*TASK DESCRIPTION*. Write out every line of the material as it stands, apart from the pictures.

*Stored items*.
********
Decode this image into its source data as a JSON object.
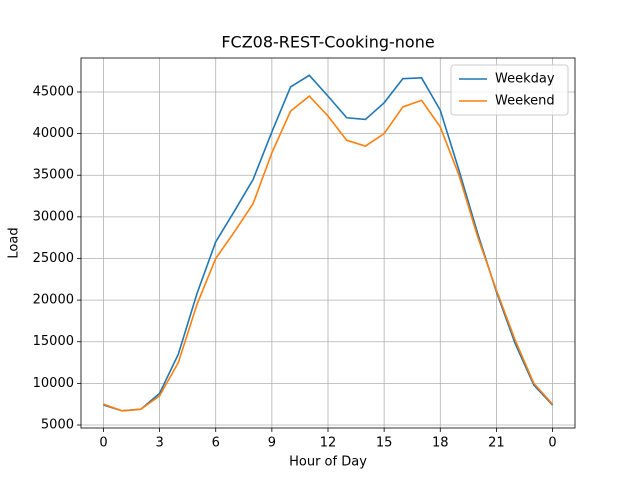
{
  "chart_data": {
    "type": "line",
    "title": "FCZ08-REST-Cooking-none",
    "x_label": "Hour of Day",
    "y_label": "Load",
    "x": [
      0,
      1,
      2,
      3,
      4,
      5,
      6,
      7,
      8,
      9,
      10,
      11,
      12,
      13,
      14,
      15,
      16,
      17,
      18,
      19,
      20,
      21,
      22,
      23,
      24
    ],
    "series": [
      {
        "name": "Weekday",
        "color": "#1f77b4",
        "values": [
          7400,
          6700,
          6900,
          8800,
          13500,
          20800,
          27000,
          30700,
          34500,
          40200,
          45600,
          47000,
          44500,
          41900,
          41700,
          43700,
          46600,
          46700,
          42800,
          35600,
          28000,
          21000,
          14800,
          9800,
          7400
        ]
      },
      {
        "name": "Weekend",
        "color": "#ff7f0e",
        "values": [
          7500,
          6700,
          6900,
          8500,
          12500,
          19500,
          25000,
          28200,
          31600,
          37700,
          42700,
          44500,
          42100,
          39200,
          38500,
          40000,
          43200,
          44000,
          40800,
          35000,
          27600,
          21200,
          15200,
          10000,
          7500
        ]
      }
    ],
    "xlim": [
      -1.2,
      25.2
    ],
    "xticks": [
      0,
      3,
      6,
      9,
      12,
      15,
      18,
      21,
      {
        "value": 24,
        "label": "0"
      }
    ],
    "ylim": [
      4640,
      49080
    ],
    "yticks": [
      5000,
      10000,
      15000,
      20000,
      25000,
      30000,
      35000,
      40000,
      45000
    ],
    "grid": true,
    "legend": "upper right"
  }
}
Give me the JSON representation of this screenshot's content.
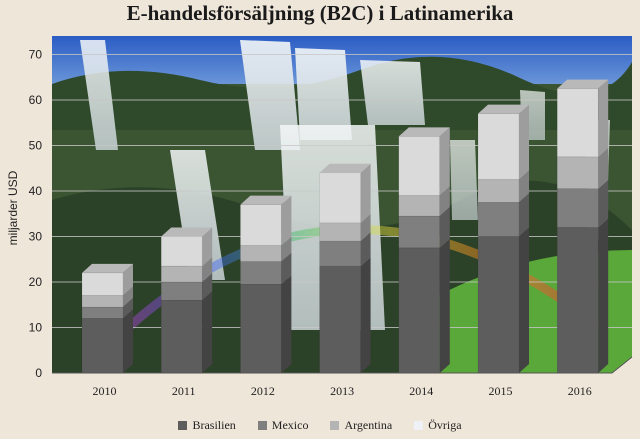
{
  "chart_data": {
    "type": "bar",
    "stacked": true,
    "title": "E-handelsförsäljning (B2C) i Latinamerika",
    "ylabel": "miljarder USD",
    "xlabel": "",
    "ylim": [
      0,
      70
    ],
    "yticks": [
      0,
      10,
      20,
      30,
      40,
      50,
      60,
      70
    ],
    "grid": true,
    "legend_position": "bottom",
    "categories": [
      "2010",
      "2011",
      "2012",
      "2013",
      "2014",
      "2015",
      "2016"
    ],
    "series": [
      {
        "name": "Brasilien",
        "color": "#5d5d5d",
        "values": [
          12,
          16,
          19.5,
          23.5,
          27.5,
          30,
          32
        ]
      },
      {
        "name": "Mexico",
        "color": "#7f7f7f",
        "values": [
          2.5,
          4,
          5,
          5.5,
          7,
          7.5,
          8.5
        ]
      },
      {
        "name": "Argentina",
        "color": "#b4b4b4",
        "values": [
          2.5,
          3.5,
          3.5,
          4,
          4.5,
          5,
          7
        ]
      },
      {
        "name": "Övriga",
        "color": "#dadada",
        "values": [
          5,
          6.5,
          9,
          11,
          13,
          14.5,
          15
        ]
      }
    ]
  },
  "background": {
    "scene": "waterfall-photo",
    "sky": "#2f62c8",
    "foliage": "#3e5a34",
    "water": "#e8eef0"
  }
}
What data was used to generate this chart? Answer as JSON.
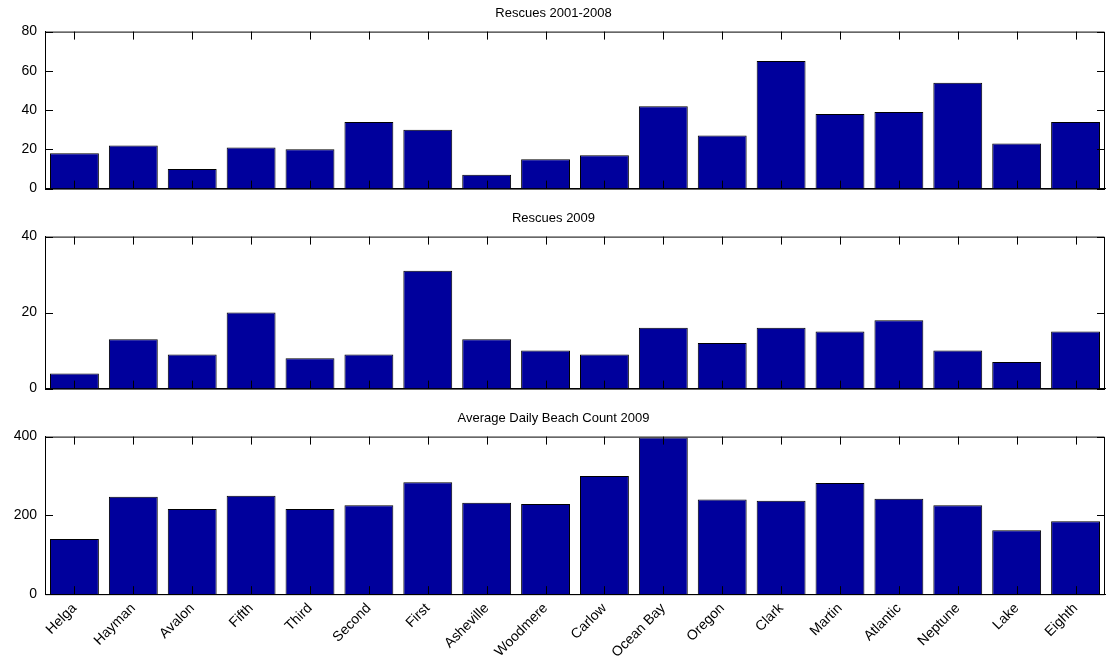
{
  "chart_data": [
    {
      "type": "bar",
      "title": "Rescues 2001-2008",
      "categories": [
        null,
        null,
        null,
        null,
        null,
        null,
        null,
        null,
        null,
        null,
        null,
        null,
        null,
        null,
        null,
        null,
        null,
        null
      ],
      "color": "#00009c",
      "values": [
        18,
        22,
        10,
        21,
        20,
        34,
        30,
        7,
        15,
        17,
        42,
        27,
        65,
        38,
        39,
        54,
        23,
        34
      ],
      "ylim": [
        0,
        80
      ],
      "yticks": [
        0,
        20,
        40,
        60,
        80
      ],
      "tick_labels": "y"
    },
    {
      "type": "bar",
      "title": "Rescues 2009",
      "categories": [
        null,
        null,
        null,
        null,
        null,
        null,
        null,
        null,
        null,
        null,
        null,
        null,
        null,
        null,
        null,
        null,
        null,
        null
      ],
      "color": "#00009c",
      "values": [
        4,
        13,
        9,
        20,
        8,
        9,
        31,
        13,
        10,
        9,
        16,
        12,
        16,
        15,
        18,
        10,
        7,
        15
      ],
      "ylim": [
        0,
        40
      ],
      "yticks": [
        0,
        20,
        40
      ],
      "tick_labels": "y"
    },
    {
      "type": "bar",
      "title": "Average Daily Beach Count 2009",
      "categories": [
        "Helga",
        "Hayman",
        "Avalon",
        "Fifth",
        "Third",
        "Second",
        "First",
        "Asheville",
        "Woodmere",
        "Carlow",
        "Ocean Bay",
        "Oregon",
        "Clark",
        "Martin",
        "Atlantic",
        "Neptune",
        "Lake",
        "Eighth"
      ],
      "color": "#00009c",
      "values": [
        140,
        247,
        216,
        250,
        216,
        226,
        284,
        232,
        229,
        300,
        398,
        240,
        237,
        282,
        242,
        226,
        162,
        185
      ],
      "ylim": [
        0,
        400
      ],
      "yticks": [
        0,
        200,
        400
      ]
    }
  ]
}
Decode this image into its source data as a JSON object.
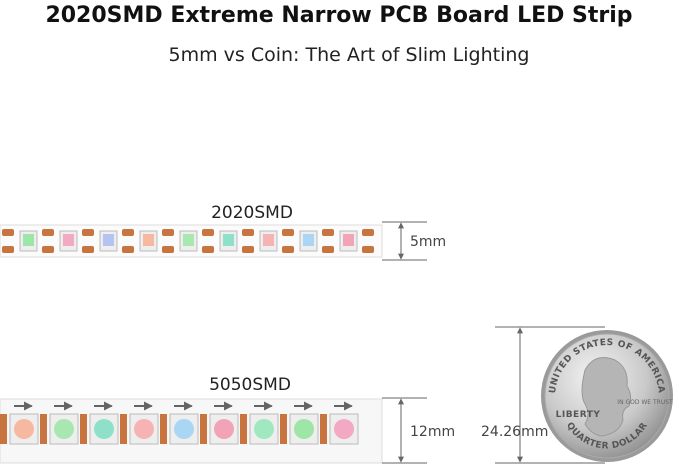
{
  "header": {
    "title": "2020SMD Extreme Narrow PCB Board LED Strip",
    "subtitle": "5mm vs Coin: The Art of Slim Lighting"
  },
  "strips": [
    {
      "label": "2020SMD",
      "width_label": "5mm"
    },
    {
      "label": "5050SMD",
      "width_label": "12mm"
    }
  ],
  "coin": {
    "diameter_label": "24.26mm",
    "top_text": "UNITED STATES OF AMERICA",
    "bottom_text": "QUARTER DOLLAR",
    "liberty": "LIBERTY",
    "motto": "IN GOD WE TRUST"
  }
}
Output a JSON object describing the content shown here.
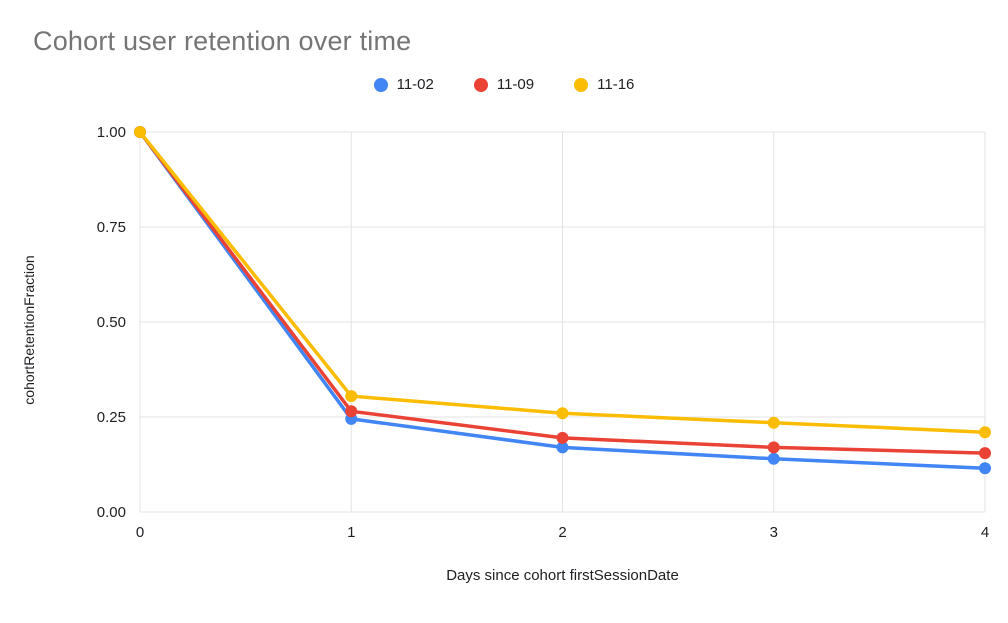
{
  "title": "Cohort user retention over time",
  "chart_data": {
    "type": "line",
    "title": "Cohort user retention over time",
    "xlabel": "Days since cohort firstSessionDate",
    "ylabel": "cohortRetentionFraction",
    "x": [
      0,
      1,
      2,
      3,
      4
    ],
    "x_tick_labels": [
      "0",
      "1",
      "2",
      "3",
      "4"
    ],
    "y_ticks": [
      0.0,
      0.25,
      0.5,
      0.75,
      1.0
    ],
    "y_tick_labels": [
      "0.00",
      "0.25",
      "0.50",
      "0.75",
      "1.00"
    ],
    "ylim": [
      0,
      1
    ],
    "grid": true,
    "legend_position": "top",
    "series": [
      {
        "name": "11-02",
        "color": "#4285F4",
        "values": [
          1.0,
          0.245,
          0.17,
          0.14,
          0.115
        ]
      },
      {
        "name": "11-09",
        "color": "#EA4335",
        "values": [
          1.0,
          0.265,
          0.195,
          0.17,
          0.155
        ]
      },
      {
        "name": "11-16",
        "color": "#FBBC04",
        "values": [
          1.0,
          0.305,
          0.26,
          0.235,
          0.21
        ]
      }
    ]
  },
  "colors": {
    "title_text": "#757575",
    "axis_text": "#202124",
    "gridline": "#e3e3e3",
    "background": "#ffffff"
  }
}
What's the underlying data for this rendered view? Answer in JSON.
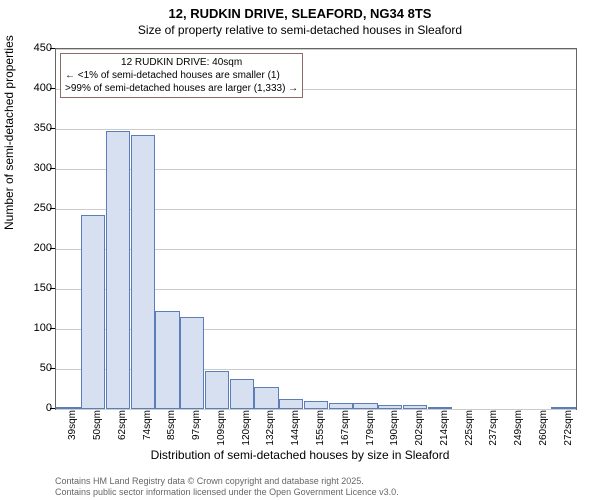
********
*RESULT FOR THIS TASK*.
Decode this image into its source data as a JSON object.
{
  "chart_data": {
    "type": "line",
    "title": "FCZ08-REST-Cooking-none",
    "x_label": "Hour of Day",
    "y_label": "Load",
    "x": [
      0,
      1,
      2,
      3,
      4,
      5,
      6,
      7,
      8,
      9,
      10,
      11,
      12,
      13,
      14,
      15,
      16,
      17,
      18,
      19,
      20,
      21,
      22,
      23,
      24
    ],
    "series": [
      {
        "name": "Weekday",
        "color": "#1f77b4",
        "values": [
          7400,
          6700,
          6900,
          8800,
          13500,
          20800,
          27000,
          30700,
          34500,
          40200,
          45600,
          47000,
          44500,
          41900,
          41700,
          43700,
          46600,
          46700,
          42800,
          35600,
          28000,
          21000,
          14800,
          9800,
          7400
        ]
      },
      {
        "name": "Weekend",
        "color": "#ff7f0e",
        "values": [
          7500,
          6700,
          6900,
          8500,
          12500,
          19500,
          25000,
          28200,
          31600,
          37700,
          42700,
          44500,
          42100,
          39200,
          38500,
          40000,
          43200,
          44000,
          40800,
          35000,
          27600,
          21200,
          15200,
          10000,
          7500
        ]
      }
    ],
    "xlim": [
      -1.2,
      25.2
    ],
    "xticks": [
      0,
      3,
      6,
      9,
      12,
      15,
      18,
      21,
      {
        "value": 24,
        "label": "0"
      }
    ],
    "ylim": [
      4640,
      49080
    ],
    "yticks": [
      5000,
      10000,
      15000,
      20000,
      25000,
      30000,
      35000,
      40000,
      45000
    ],
    "grid": true,
    "legend": "upper right"
  }
}
Give me the JSON representation of this screenshot's content.
{
  "chart_data": {
    "type": "bar",
    "stacked": true,
    "title": "E-handelsförsäljning (B2C) i Latinamerika",
    "ylabel": "miljarder USD",
    "xlabel": "",
    "ylim": [
      0,
      70
    ],
    "yticks": [
      0,
      10,
      20,
      30,
      40,
      50,
      60,
      70
    ],
    "grid": true,
    "legend_position": "bottom",
    "categories": [
      "2010",
      "2011",
      "2012",
      "2013",
      "2014",
      "2015",
      "2016"
    ],
    "series": [
      {
        "name": "Brasilien",
        "color": "#5d5d5d",
        "values": [
          12,
          16,
          19.5,
          23.5,
          27.5,
          30,
          32
        ]
      },
      {
        "name": "Mexico",
        "color": "#7f7f7f",
        "values": [
          2.5,
          4,
          5,
          5.5,
          7,
          7.5,
          8.5
        ]
      },
      {
        "name": "Argentina",
        "color": "#b4b4b4",
        "values": [
          2.5,
          3.5,
          3.5,
          4,
          4.5,
          5,
          7
        ]
      },
      {
        "name": "Övriga",
        "color": "#dadada",
        "values": [
          5,
          6.5,
          9,
          11,
          13,
          14.5,
          15
        ]
      }
    ]
  },
  "background": {
    "scene": "waterfall-photo",
    "sky": "#2f62c8",
    "foliage": "#3e5a34",
    "water": "#e8eef0"
  }
}
What data was used to generate this chart? Answer as JSON.
{
  "chart_data": [
    {
      "type": "bar",
      "title": "Rescues 2001-2008",
      "categories": [
        null,
        null,
        null,
        null,
        null,
        null,
        null,
        null,
        null,
        null,
        null,
        null,
        null,
        null,
        null,
        null,
        null,
        null
      ],
      "color": "#00009c",
      "values": [
        18,
        22,
        10,
        21,
        20,
        34,
        30,
        7,
        15,
        17,
        42,
        27,
        65,
        38,
        39,
        54,
        23,
        34
      ],
      "ylim": [
        0,
        80
      ],
      "yticks": [
        0,
        20,
        40,
        60,
        80
      ],
      "tick_labels": "y"
    },
    {
      "type": "bar",
      "title": "Rescues 2009",
      "categories": [
        null,
        null,
        null,
        null,
        null,
        null,
        null,
        null,
        null,
        null,
        null,
        null,
        null,
        null,
        null,
        null,
        null,
        null
      ],
      "color": "#00009c",
      "values": [
        4,
        13,
        9,
        20,
        8,
        9,
        31,
        13,
        10,
        9,
        16,
        12,
        16,
        15,
        18,
        10,
        7,
        15
      ],
      "ylim": [
        0,
        40
      ],
      "yticks": [
        0,
        20,
        40
      ],
      "tick_labels": "y"
    },
    {
      "type": "bar",
      "title": "Average Daily Beach Count 2009",
      "categories": [
        "Helga",
        "Hayman",
        "Avalon",
        "Fifth",
        "Third",
        "Second",
        "First",
        "Asheville",
        "Woodmere",
        "Carlow",
        "Ocean Bay",
        "Oregon",
        "Clark",
        "Martin",
        "Atlantic",
        "Neptune",
        "Lake",
        "Eighth"
      ],
      "color": "#00009c",
      "values": [
        140,
        247,
        216,
        250,
        216,
        226,
        284,
        232,
        229,
        300,
        398,
        240,
        237,
        282,
        242,
        226,
        162,
        185
      ],
      "ylim": [
        0,
        400
      ],
      "yticks": [
        0,
        200,
        400
      ]
    }
  ]
}
Decode this image into its source data as a JSON object.
{
  "header": {
    "title": "2020SMD Extreme Narrow PCB Board LED Strip",
    "subtitle": "5mm vs Coin: The Art of Slim Lighting"
  },
  "strips": [
    {
      "label": "2020SMD",
      "width_label": "5mm"
    },
    {
      "label": "5050SMD",
      "width_label": "12mm"
    }
  ],
  "coin": {
    "diameter_label": "24.26mm",
    "top_text": "UNITED STATES OF AMERICA",
    "bottom_text": "QUARTER DOLLAR",
    "liberty": "LIBERTY",
    "motto": "IN GOD WE TRUST"
  }
}
Output a JSON object describing the content shown here.
{
  "title": "Cohort user retention over time",
  "chart_data": {
    "type": "line",
    "title": "Cohort user retention over time",
    "xlabel": "Days since cohort firstSessionDate",
    "ylabel": "cohortRetentionFraction",
    "x": [
      0,
      1,
      2,
      3,
      4
    ],
    "x_tick_labels": [
      "0",
      "1",
      "2",
      "3",
      "4"
    ],
    "y_ticks": [
      0.0,
      0.25,
      0.5,
      0.75,
      1.0
    ],
    "y_tick_labels": [
      "0.00",
      "0.25",
      "0.50",
      "0.75",
      "1.00"
    ],
    "ylim": [
      0,
      1
    ],
    "grid": true,
    "legend_position": "top",
    "series": [
      {
        "name": "11-02",
        "color": "#4285F4",
        "values": [
          1.0,
          0.245,
          0.17,
          0.14,
          0.115
        ]
      },
      {
        "name": "11-09",
        "color": "#EA4335",
        "values": [
          1.0,
          0.265,
          0.195,
          0.17,
          0.155
        ]
      },
      {
        "name": "11-16",
        "color": "#FBBC04",
        "values": [
          1.0,
          0.305,
          0.26,
          0.235,
          0.21
        ]
      }
    ]
  },
  "colors": {
    "title_text": "#757575",
    "axis_text": "#202124",
    "gridline": "#e3e3e3",
    "background": "#ffffff"
  }
}
What's the underlying data for this rendered view? Answer in JSON.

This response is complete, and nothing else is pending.